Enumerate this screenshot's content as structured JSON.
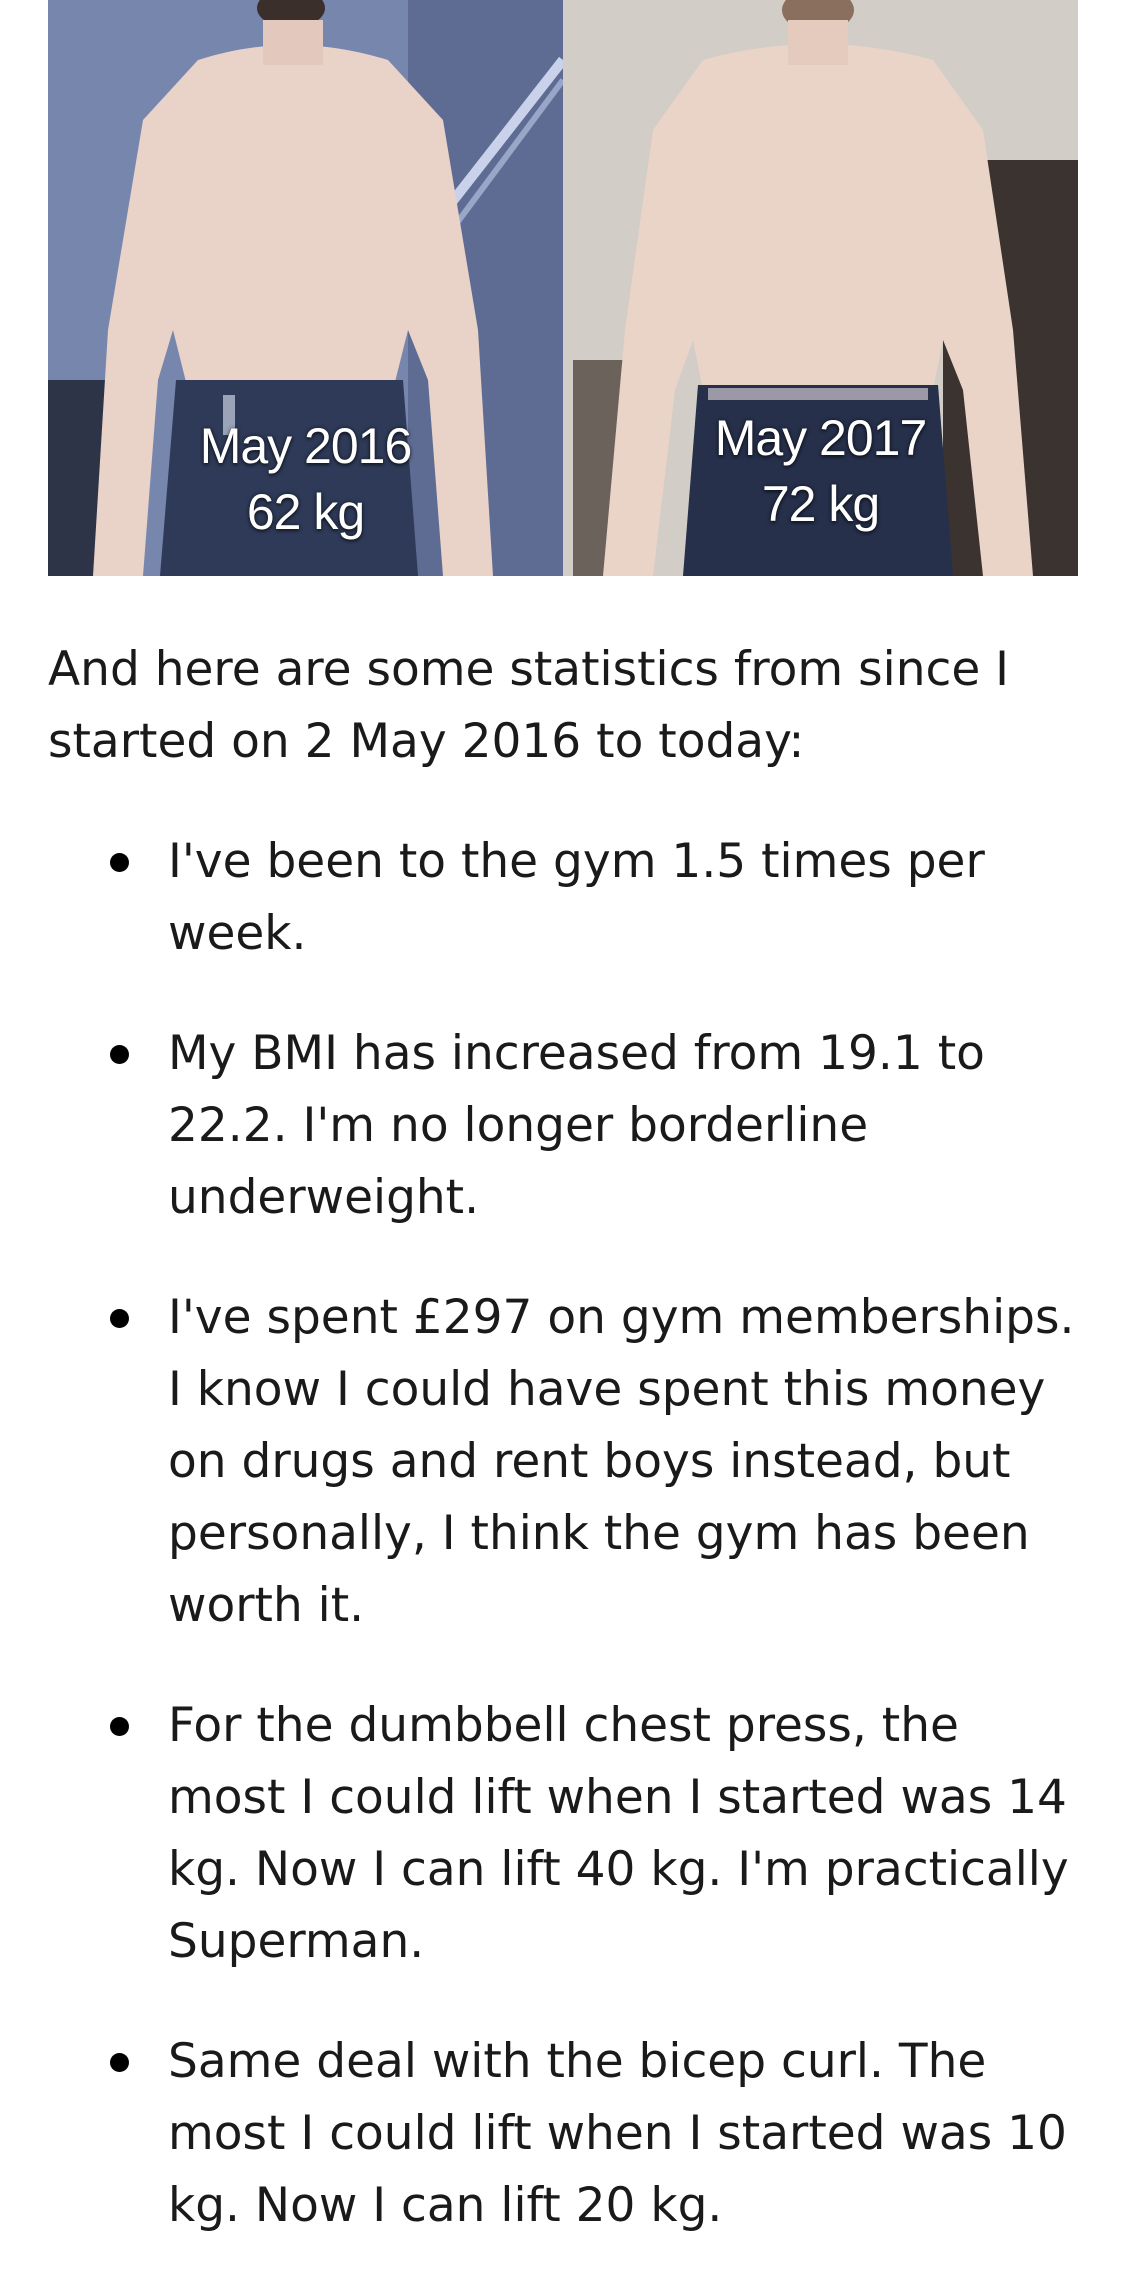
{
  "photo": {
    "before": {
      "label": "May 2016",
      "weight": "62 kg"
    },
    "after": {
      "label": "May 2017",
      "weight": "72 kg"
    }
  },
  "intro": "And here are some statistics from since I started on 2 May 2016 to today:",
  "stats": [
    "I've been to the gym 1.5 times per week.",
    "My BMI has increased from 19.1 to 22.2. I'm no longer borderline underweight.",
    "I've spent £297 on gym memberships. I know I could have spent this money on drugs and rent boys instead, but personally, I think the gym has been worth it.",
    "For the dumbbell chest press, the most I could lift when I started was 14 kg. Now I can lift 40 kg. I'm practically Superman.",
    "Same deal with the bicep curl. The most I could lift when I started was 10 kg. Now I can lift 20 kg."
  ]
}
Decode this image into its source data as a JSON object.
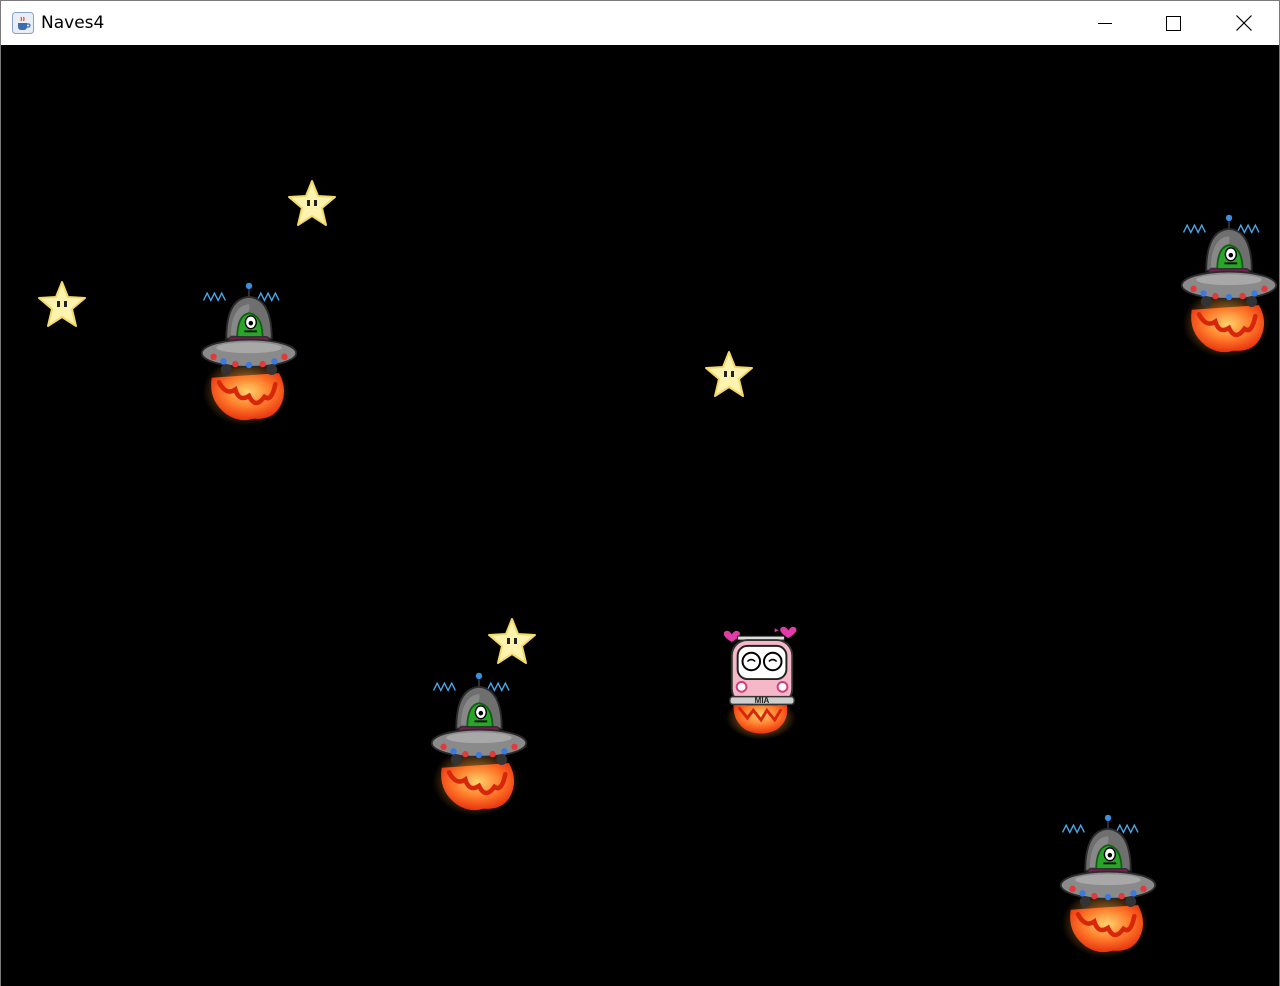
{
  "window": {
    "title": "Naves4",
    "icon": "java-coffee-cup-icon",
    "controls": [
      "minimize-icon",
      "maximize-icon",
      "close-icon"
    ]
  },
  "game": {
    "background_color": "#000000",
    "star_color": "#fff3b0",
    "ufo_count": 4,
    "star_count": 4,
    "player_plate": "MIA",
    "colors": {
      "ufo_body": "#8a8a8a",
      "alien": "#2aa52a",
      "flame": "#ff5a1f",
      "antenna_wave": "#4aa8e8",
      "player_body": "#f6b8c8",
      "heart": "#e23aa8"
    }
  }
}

◇ ◇ ◇ ◇ ◇

SHORT EXERCISE
Transcribe all the records above word for word, without their images.

EXPECTED ANSWER
Enumerate this screenshot's content as structured JSON.
{
  "photo": {
    "before": {
      "label": "May 2016",
      "weight": "62 kg"
    },
    "after": {
      "label": "May 2017",
      "weight": "72 kg"
    }
  },
  "intro": "And here are some statistics from since I started on 2 May 2016 to today:",
  "stats": [
    "I've been to the gym 1.5 times per week.",
    "My BMI has increased from 19.1 to 22.2. I'm no longer borderline underweight.",
    "I've spent £297 on gym memberships. I know I could have spent this money on drugs and rent boys instead, but personally, I think the gym has been worth it.",
    "For the dumbbell chest press, the most I could lift when I started was 14 kg. Now I can lift 40 kg. I'm practically Superman.",
    "Same deal with the bicep curl. The most I could lift when I started was 10 kg. Now I can lift 20 kg."
  ]
}
Decode this image into its source data as a JSON object.
{
  "window": {
    "title": "Naves4",
    "icon": "java-coffee-cup-icon",
    "controls": [
      "minimize-icon",
      "maximize-icon",
      "close-icon"
    ]
  },
  "game": {
    "background_color": "#000000",
    "star_color": "#fff3b0",
    "ufo_count": 4,
    "star_count": 4,
    "player_plate": "MIA",
    "colors": {
      "ufo_body": "#8a8a8a",
      "alien": "#2aa52a",
      "flame": "#ff5a1f",
      "antenna_wave": "#4aa8e8",
      "player_body": "#f6b8c8",
      "heart": "#e23aa8"
    }
  }
}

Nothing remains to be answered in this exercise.